* [WHAT THIS TASK INVOLVES] Below is a listing; write it out exactly and drop any images from it.

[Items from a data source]
◇ ◇ ◇ ◇ ◇ ◇ ◇

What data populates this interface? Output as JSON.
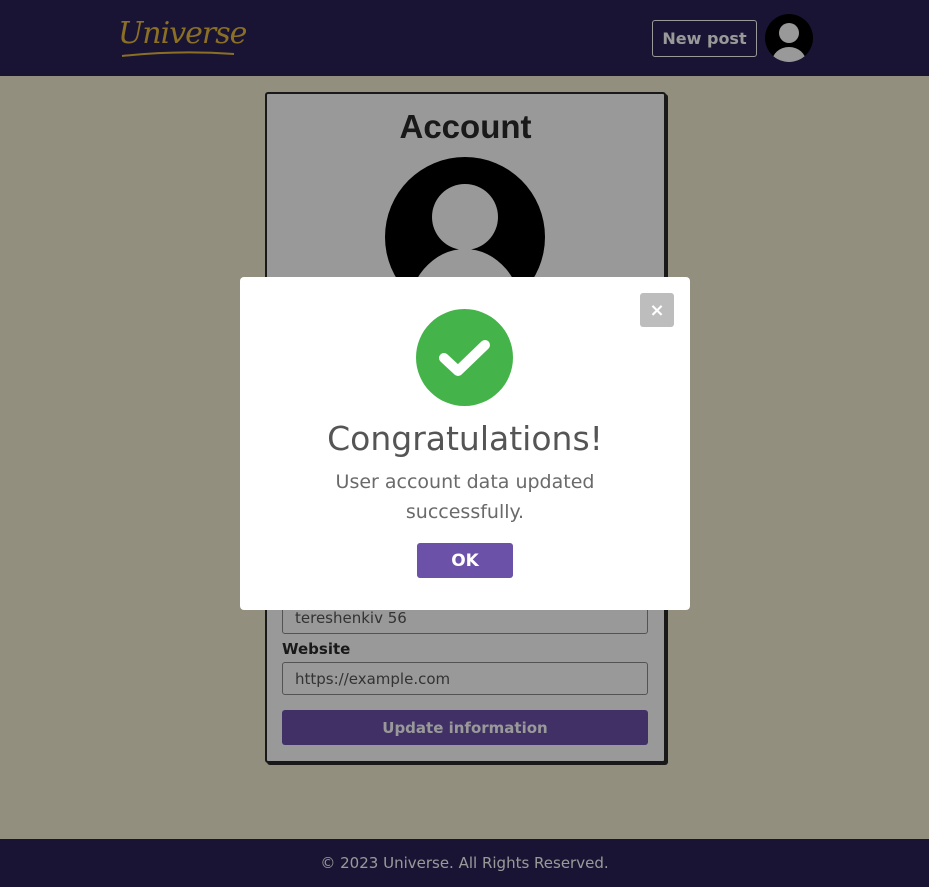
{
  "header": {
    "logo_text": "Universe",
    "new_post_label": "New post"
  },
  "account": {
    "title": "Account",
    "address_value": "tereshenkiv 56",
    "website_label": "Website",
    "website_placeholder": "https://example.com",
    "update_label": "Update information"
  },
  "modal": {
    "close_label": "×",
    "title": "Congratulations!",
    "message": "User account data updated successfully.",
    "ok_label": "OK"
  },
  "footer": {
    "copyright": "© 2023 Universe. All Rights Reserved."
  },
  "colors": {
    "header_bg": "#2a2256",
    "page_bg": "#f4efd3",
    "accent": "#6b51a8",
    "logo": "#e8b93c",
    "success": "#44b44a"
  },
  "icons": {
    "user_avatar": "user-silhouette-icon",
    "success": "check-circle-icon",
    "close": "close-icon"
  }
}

◇ ◇ ◇ ◇ ◇ ◇ ◇

* [RESPONSE TO THIS EXERCISE]
What data populates this interface? Output as JSON.
{
  "header": {
    "logo_text": "Universe",
    "new_post_label": "New post"
  },
  "account": {
    "title": "Account",
    "address_value": "tereshenkiv 56",
    "website_label": "Website",
    "website_placeholder": "https://example.com",
    "update_label": "Update information"
  },
  "modal": {
    "close_label": "×",
    "title": "Congratulations!",
    "message": "User account data updated successfully.",
    "ok_label": "OK"
  },
  "footer": {
    "copyright": "© 2023 Universe. All Rights Reserved."
  },
  "colors": {
    "header_bg": "#2a2256",
    "page_bg": "#f4efd3",
    "accent": "#6b51a8",
    "logo": "#e8b93c",
    "success": "#44b44a"
  },
  "icons": {
    "user_avatar": "user-silhouette-icon",
    "success": "check-circle-icon",
    "close": "close-icon"
  }
}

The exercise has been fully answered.